> _The request_:
Leave out the pictures; transcribe all else exactly.

* * * * * * *

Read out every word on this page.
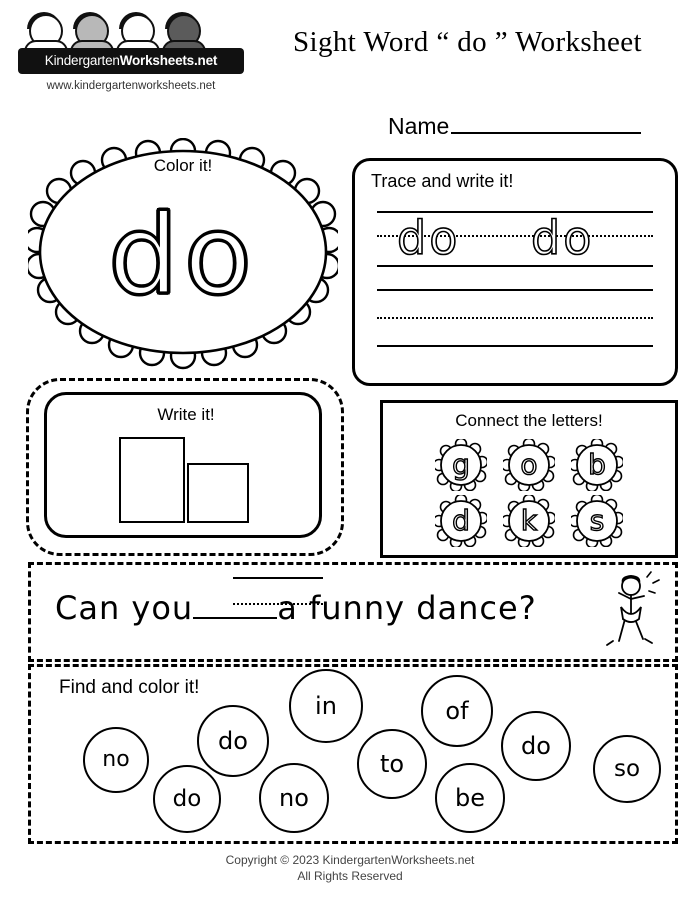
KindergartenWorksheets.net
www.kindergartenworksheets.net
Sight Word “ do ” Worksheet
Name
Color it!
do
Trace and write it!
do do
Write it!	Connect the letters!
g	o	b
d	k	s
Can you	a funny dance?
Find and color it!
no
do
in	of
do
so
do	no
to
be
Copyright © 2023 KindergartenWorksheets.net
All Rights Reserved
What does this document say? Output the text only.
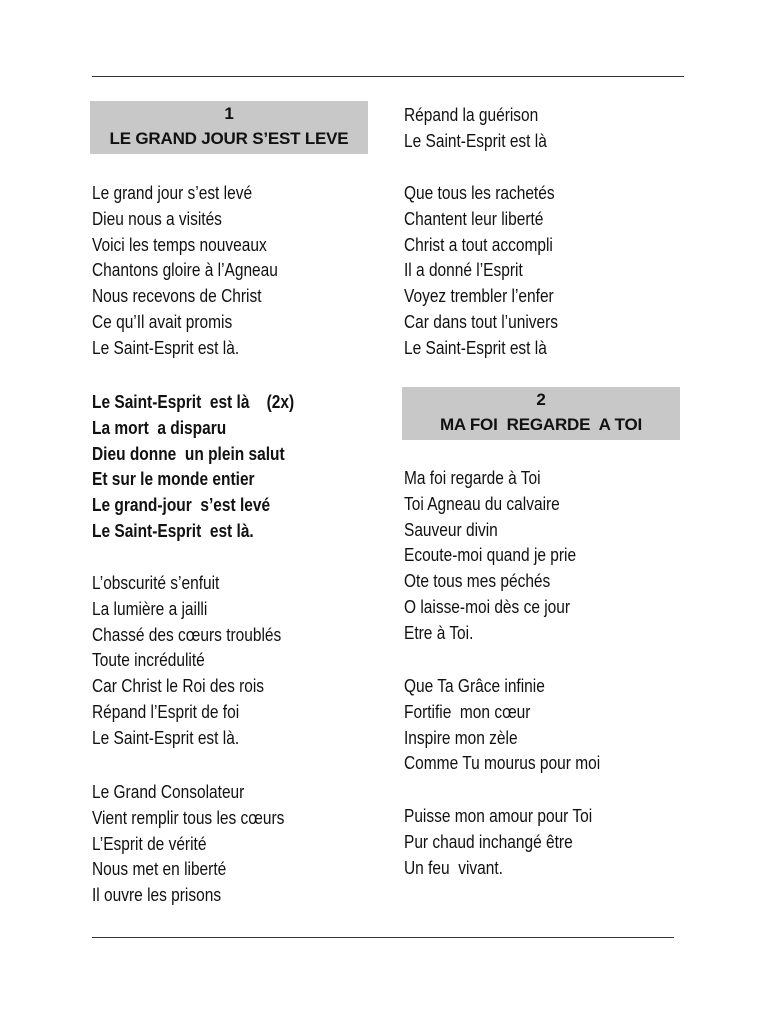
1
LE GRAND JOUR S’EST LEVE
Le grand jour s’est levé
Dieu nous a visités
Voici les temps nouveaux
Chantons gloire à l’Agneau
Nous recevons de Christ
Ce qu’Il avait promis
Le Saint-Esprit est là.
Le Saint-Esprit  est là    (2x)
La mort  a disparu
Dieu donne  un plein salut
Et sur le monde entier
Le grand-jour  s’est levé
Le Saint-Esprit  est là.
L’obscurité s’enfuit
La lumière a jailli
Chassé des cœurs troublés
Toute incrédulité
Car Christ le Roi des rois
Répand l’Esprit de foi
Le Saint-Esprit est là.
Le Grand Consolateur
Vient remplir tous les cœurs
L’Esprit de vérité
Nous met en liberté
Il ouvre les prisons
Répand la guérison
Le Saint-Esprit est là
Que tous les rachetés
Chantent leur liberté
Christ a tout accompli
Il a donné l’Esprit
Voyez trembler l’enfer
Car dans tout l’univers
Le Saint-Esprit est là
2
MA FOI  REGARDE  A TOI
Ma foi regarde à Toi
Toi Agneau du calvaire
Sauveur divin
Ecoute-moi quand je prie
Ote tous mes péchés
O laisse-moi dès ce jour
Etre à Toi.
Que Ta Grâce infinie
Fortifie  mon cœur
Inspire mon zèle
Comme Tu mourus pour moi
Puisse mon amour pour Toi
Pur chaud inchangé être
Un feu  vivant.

* * * * * * *

> _Response for this exercise_:
Read out every word on this page.
KindergartenWorksheets.net
www.kindergartenworksheets.net
Sight Word “ do ” Worksheet
Name
Color it!
do
Trace and write it!
do do
Write it!	Connect the letters!
g	o	b
d	k	s
Can you	a funny dance?
Find and color it!
no
do
in	of
do
so
do	no
to
be
Copyright © 2023 KindergartenWorksheets.net
All Rights Reserved
What does this document say? Output the text only.
1
LE GRAND JOUR S’EST LEVE
Le grand jour s’est levé
Dieu nous a visités
Voici les temps nouveaux
Chantons gloire à l’Agneau
Nous recevons de Christ
Ce qu’Il avait promis
Le Saint-Esprit est là.
Le Saint-Esprit  est là    (2x)
La mort  a disparu
Dieu donne  un plein salut
Et sur le monde entier
Le grand-jour  s’est levé
Le Saint-Esprit  est là.
L’obscurité s’enfuit
La lumière a jailli
Chassé des cœurs troublés
Toute incrédulité
Car Christ le Roi des rois
Répand l’Esprit de foi
Le Saint-Esprit est là.
Le Grand Consolateur
Vient remplir tous les cœurs
L’Esprit de vérité
Nous met en liberté
Il ouvre les prisons
Répand la guérison
Le Saint-Esprit est là
Que tous les rachetés
Chantent leur liberté
Christ a tout accompli
Il a donné l’Esprit
Voyez trembler l’enfer
Car dans tout l’univers
Le Saint-Esprit est là
2
MA FOI  REGARDE  A TOI
Ma foi regarde à Toi
Toi Agneau du calvaire
Sauveur divin
Ecoute-moi quand je prie
Ote tous mes péchés
O laisse-moi dès ce jour
Etre à Toi.
Que Ta Grâce infinie
Fortifie  mon cœur
Inspire mon zèle
Comme Tu mourus pour moi
Puisse mon amour pour Toi
Pur chaud inchangé être
Un feu  vivant.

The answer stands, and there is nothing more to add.